__Prompt__
Each line containing the word "total" should be found and copied.

╔══

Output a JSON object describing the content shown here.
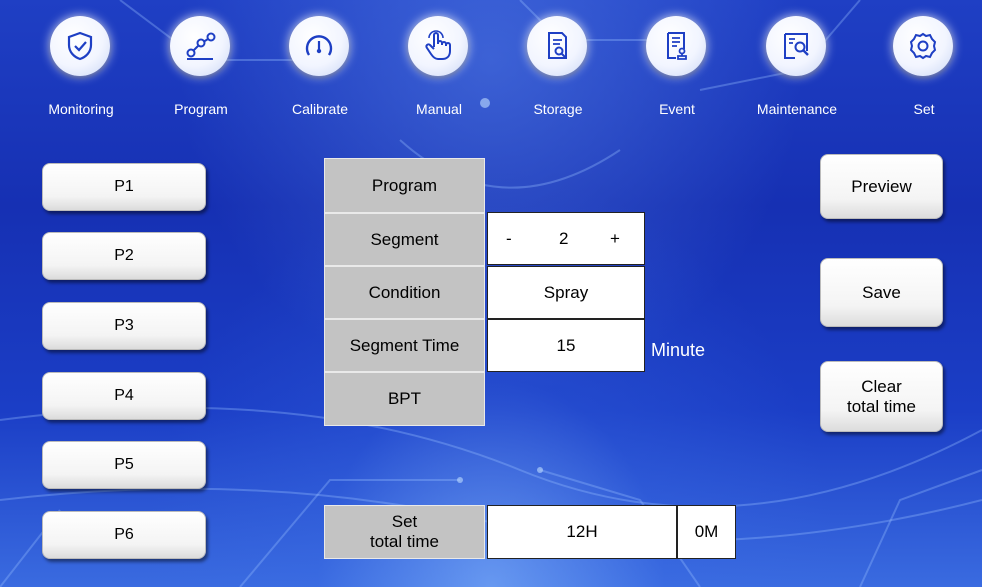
{
  "nav": [
    {
      "label": "Monitoring",
      "icon": "shield-check-icon"
    },
    {
      "label": "Program",
      "icon": "nodes-graph-icon"
    },
    {
      "label": "Calibrate",
      "icon": "gauge-icon"
    },
    {
      "label": "Manual",
      "icon": "hand-pointer-icon"
    },
    {
      "label": "Storage",
      "icon": "document-search-icon"
    },
    {
      "label": "Event",
      "icon": "document-stamp-icon"
    },
    {
      "label": "Maintenance",
      "icon": "inspection-icon"
    },
    {
      "label": "Set",
      "icon": "gear-icon"
    }
  ],
  "programs": [
    "P1",
    "P2",
    "P3",
    "P4",
    "P5",
    "P6"
  ],
  "form": {
    "program_label": "Program",
    "segment_label": "Segment",
    "segment_minus": "-",
    "segment_value": "2",
    "segment_plus": "+",
    "condition_label": "Condition",
    "condition_value": "Spray",
    "segment_time_label": "Segment Time",
    "segment_time_value": "15",
    "segment_time_unit": "Minute",
    "bpt_label": "BPT"
  },
  "total": {
    "label_line1": "Set",
    "label_line2": "total time",
    "hours": "12H",
    "minutes": "0M"
  },
  "actions": {
    "preview": "Preview",
    "save": "Save",
    "clear_line1": "Clear",
    "clear_line2": "total time"
  },
  "colors": {
    "background": "#1a36bb",
    "label_cell": "#c3c3c3",
    "icon_blue": "#1e3fc4"
  }
}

╚══

__Correct answer__
  "total": {
    "label_line2": "total time",
    "clear_line2": "total time"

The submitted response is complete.